- Your goal:
Leave out any pictures and transcribe all other data below exactly.

- Data records:
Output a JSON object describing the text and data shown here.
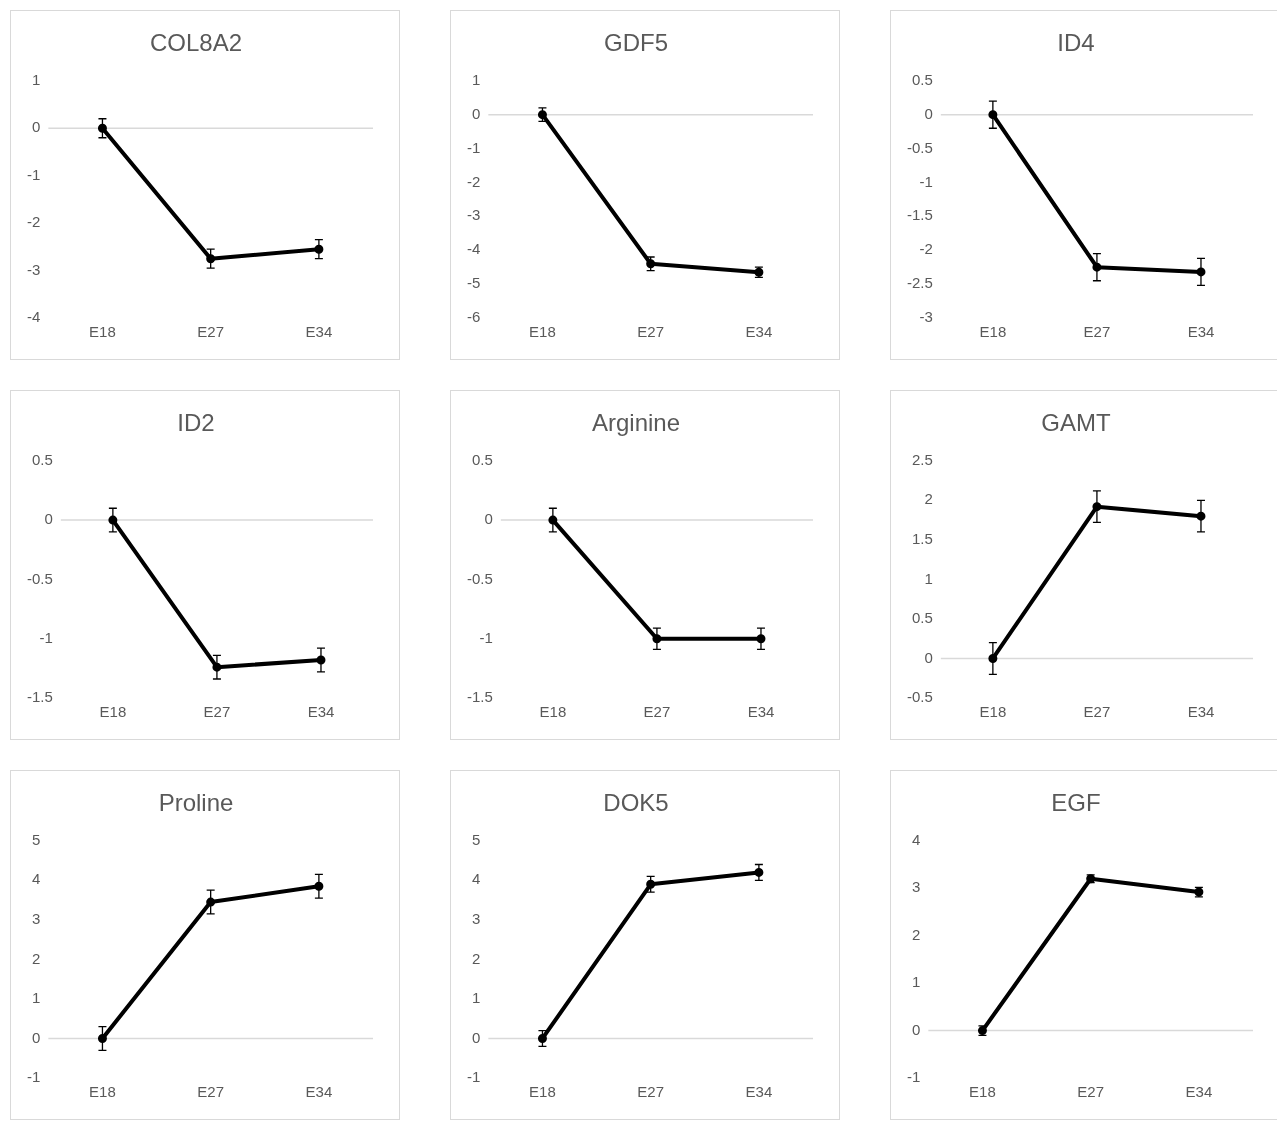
{
  "chart_data": [
    {
      "type": "line",
      "title": "COL8A2",
      "categories": [
        "E18",
        "E27",
        "E34"
      ],
      "values": [
        0,
        -2.75,
        -2.55
      ],
      "errors": [
        0.2,
        0.2,
        0.2
      ],
      "color": "#000000",
      "marker": "circle",
      "ylim": [
        -4,
        1
      ],
      "yticks": [
        -4,
        -3,
        -2,
        -1,
        0,
        1
      ],
      "grid": false,
      "ref_lines": [
        {
          "axis": "y",
          "value": 0,
          "color": "#d9d9d9"
        }
      ]
    },
    {
      "type": "line",
      "title": "GDF5",
      "categories": [
        "E18",
        "E27",
        "E34"
      ],
      "values": [
        0,
        -4.4,
        -4.65
      ],
      "errors": [
        0.2,
        0.2,
        0.15
      ],
      "color": "#000000",
      "marker": "circle",
      "ylim": [
        -6,
        1
      ],
      "yticks": [
        -6,
        -5,
        -4,
        -3,
        -2,
        -1,
        0,
        1
      ],
      "grid": false,
      "ref_lines": [
        {
          "axis": "y",
          "value": 0,
          "color": "#d9d9d9"
        }
      ]
    },
    {
      "type": "line",
      "title": "ID4",
      "categories": [
        "E18",
        "E27",
        "E34"
      ],
      "values": [
        0,
        -2.25,
        -2.32
      ],
      "errors": [
        0.2,
        0.2,
        0.2
      ],
      "color": "#000000",
      "marker": "circle",
      "ylim": [
        -3,
        0.5
      ],
      "yticks": [
        -3,
        -2.5,
        -2,
        -1.5,
        -1,
        -0.5,
        0,
        0.5
      ],
      "grid": false,
      "ref_lines": [
        {
          "axis": "y",
          "value": 0,
          "color": "#d9d9d9"
        }
      ]
    },
    {
      "type": "line",
      "title": "ID2",
      "categories": [
        "E18",
        "E27",
        "E34"
      ],
      "values": [
        0,
        -1.24,
        -1.18
      ],
      "errors": [
        0.1,
        0.1,
        0.1
      ],
      "color": "#000000",
      "marker": "circle",
      "ylim": [
        -1.5,
        0.5
      ],
      "yticks": [
        -1.5,
        -1,
        -0.5,
        0,
        0.5
      ],
      "grid": false,
      "ref_lines": [
        {
          "axis": "y",
          "value": 0,
          "color": "#d9d9d9"
        }
      ]
    },
    {
      "type": "line",
      "title": "Arginine",
      "categories": [
        "E18",
        "E27",
        "E34"
      ],
      "values": [
        0,
        -1,
        -1
      ],
      "errors": [
        0.1,
        0.09,
        0.09
      ],
      "color": "#000000",
      "marker": "circle",
      "ylim": [
        -1.5,
        0.5
      ],
      "yticks": [
        -1.5,
        -1,
        -0.5,
        0,
        0.5
      ],
      "grid": false,
      "ref_lines": [
        {
          "axis": "y",
          "value": 0,
          "color": "#d9d9d9"
        }
      ]
    },
    {
      "type": "line",
      "title": "GAMT",
      "categories": [
        "E18",
        "E27",
        "E34"
      ],
      "values": [
        0,
        1.92,
        1.8
      ],
      "errors": [
        0.2,
        0.2,
        0.2
      ],
      "color": "#000000",
      "marker": "circle",
      "ylim": [
        -0.5,
        2.5
      ],
      "yticks": [
        -0.5,
        0,
        0.5,
        1,
        1.5,
        2,
        2.5
      ],
      "grid": false,
      "ref_lines": [
        {
          "axis": "y",
          "value": 0,
          "color": "#d9d9d9"
        }
      ]
    },
    {
      "type": "line",
      "title": "Proline",
      "categories": [
        "E18",
        "E27",
        "E34"
      ],
      "values": [
        0,
        3.45,
        3.85
      ],
      "errors": [
        0.3,
        0.3,
        0.3
      ],
      "color": "#000000",
      "marker": "circle",
      "ylim": [
        -1,
        5
      ],
      "yticks": [
        -1,
        0,
        1,
        2,
        3,
        4,
        5
      ],
      "grid": false,
      "ref_lines": [
        {
          "axis": "y",
          "value": 0,
          "color": "#d9d9d9"
        }
      ]
    },
    {
      "type": "line",
      "title": "DOK5",
      "categories": [
        "E18",
        "E27",
        "E34"
      ],
      "values": [
        0,
        3.9,
        4.2
      ],
      "errors": [
        0.2,
        0.2,
        0.2
      ],
      "color": "#000000",
      "marker": "circle",
      "ylim": [
        -1,
        5
      ],
      "yticks": [
        -1,
        0,
        1,
        2,
        3,
        4,
        5
      ],
      "grid": false,
      "ref_lines": [
        {
          "axis": "y",
          "value": 0,
          "color": "#d9d9d9"
        }
      ]
    },
    {
      "type": "line",
      "title": "EGF",
      "categories": [
        "E18",
        "E27",
        "E34"
      ],
      "values": [
        0,
        3.2,
        2.92
      ],
      "errors": [
        0.1,
        0.08,
        0.1
      ],
      "color": "#000000",
      "marker": "circle",
      "ylim": [
        -1,
        4
      ],
      "yticks": [
        -1,
        0,
        1,
        2,
        3,
        4
      ],
      "grid": false,
      "ref_lines": [
        {
          "axis": "y",
          "value": 0,
          "color": "#d9d9d9"
        }
      ]
    }
  ]
}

- Answer to this exercise:
Output a JSON object describing the text and data shown here.
{
  "chart_data": [
    {
      "type": "line",
      "title": "COL8A2",
      "categories": [
        "E18",
        "E27",
        "E34"
      ],
      "values": [
        0,
        -2.75,
        -2.55
      ],
      "errors": [
        0.2,
        0.2,
        0.2
      ],
      "color": "#000000",
      "marker": "circle",
      "ylim": [
        -4,
        1
      ],
      "yticks": [
        -4,
        -3,
        -2,
        -1,
        0,
        1
      ],
      "grid": false,
      "ref_lines": [
        {
          "axis": "y",
          "value": 0,
          "color": "#d9d9d9"
        }
      ]
    },
    {
      "type": "line",
      "title": "GDF5",
      "categories": [
        "E18",
        "E27",
        "E34"
      ],
      "values": [
        0,
        -4.4,
        -4.65
      ],
      "errors": [
        0.2,
        0.2,
        0.15
      ],
      "color": "#000000",
      "marker": "circle",
      "ylim": [
        -6,
        1
      ],
      "yticks": [
        -6,
        -5,
        -4,
        -3,
        -2,
        -1,
        0,
        1
      ],
      "grid": false,
      "ref_lines": [
        {
          "axis": "y",
          "value": 0,
          "color": "#d9d9d9"
        }
      ]
    },
    {
      "type": "line",
      "title": "ID4",
      "categories": [
        "E18",
        "E27",
        "E34"
      ],
      "values": [
        0,
        -2.25,
        -2.32
      ],
      "errors": [
        0.2,
        0.2,
        0.2
      ],
      "color": "#000000",
      "marker": "circle",
      "ylim": [
        -3,
        0.5
      ],
      "yticks": [
        -3,
        -2.5,
        -2,
        -1.5,
        -1,
        -0.5,
        0,
        0.5
      ],
      "grid": false,
      "ref_lines": [
        {
          "axis": "y",
          "value": 0,
          "color": "#d9d9d9"
        }
      ]
    },
    {
      "type": "line",
      "title": "ID2",
      "categories": [
        "E18",
        "E27",
        "E34"
      ],
      "values": [
        0,
        -1.24,
        -1.18
      ],
      "errors": [
        0.1,
        0.1,
        0.1
      ],
      "color": "#000000",
      "marker": "circle",
      "ylim": [
        -1.5,
        0.5
      ],
      "yticks": [
        -1.5,
        -1,
        -0.5,
        0,
        0.5
      ],
      "grid": false,
      "ref_lines": [
        {
          "axis": "y",
          "value": 0,
          "color": "#d9d9d9"
        }
      ]
    },
    {
      "type": "line",
      "title": "Arginine",
      "categories": [
        "E18",
        "E27",
        "E34"
      ],
      "values": [
        0,
        -1,
        -1
      ],
      "errors": [
        0.1,
        0.09,
        0.09
      ],
      "color": "#000000",
      "marker": "circle",
      "ylim": [
        -1.5,
        0.5
      ],
      "yticks": [
        -1.5,
        -1,
        -0.5,
        0,
        0.5
      ],
      "grid": false,
      "ref_lines": [
        {
          "axis": "y",
          "value": 0,
          "color": "#d9d9d9"
        }
      ]
    },
    {
      "type": "line",
      "title": "GAMT",
      "categories": [
        "E18",
        "E27",
        "E34"
      ],
      "values": [
        0,
        1.92,
        1.8
      ],
      "errors": [
        0.2,
        0.2,
        0.2
      ],
      "color": "#000000",
      "marker": "circle",
      "ylim": [
        -0.5,
        2.5
      ],
      "yticks": [
        -0.5,
        0,
        0.5,
        1,
        1.5,
        2,
        2.5
      ],
      "grid": false,
      "ref_lines": [
        {
          "axis": "y",
          "value": 0,
          "color": "#d9d9d9"
        }
      ]
    },
    {
      "type": "line",
      "title": "Proline",
      "categories": [
        "E18",
        "E27",
        "E34"
      ],
      "values": [
        0,
        3.45,
        3.85
      ],
      "errors": [
        0.3,
        0.3,
        0.3
      ],
      "color": "#000000",
      "marker": "circle",
      "ylim": [
        -1,
        5
      ],
      "yticks": [
        -1,
        0,
        1,
        2,
        3,
        4,
        5
      ],
      "grid": false,
      "ref_lines": [
        {
          "axis": "y",
          "value": 0,
          "color": "#d9d9d9"
        }
      ]
    },
    {
      "type": "line",
      "title": "DOK5",
      "categories": [
        "E18",
        "E27",
        "E34"
      ],
      "values": [
        0,
        3.9,
        4.2
      ],
      "errors": [
        0.2,
        0.2,
        0.2
      ],
      "color": "#000000",
      "marker": "circle",
      "ylim": [
        -1,
        5
      ],
      "yticks": [
        -1,
        0,
        1,
        2,
        3,
        4,
        5
      ],
      "grid": false,
      "ref_lines": [
        {
          "axis": "y",
          "value": 0,
          "color": "#d9d9d9"
        }
      ]
    },
    {
      "type": "line",
      "title": "EGF",
      "categories": [
        "E18",
        "E27",
        "E34"
      ],
      "values": [
        0,
        3.2,
        2.92
      ],
      "errors": [
        0.1,
        0.08,
        0.1
      ],
      "color": "#000000",
      "marker": "circle",
      "ylim": [
        -1,
        4
      ],
      "yticks": [
        -1,
        0,
        1,
        2,
        3,
        4
      ],
      "grid": false,
      "ref_lines": [
        {
          "axis": "y",
          "value": 0,
          "color": "#d9d9d9"
        }
      ]
    }
  ]
}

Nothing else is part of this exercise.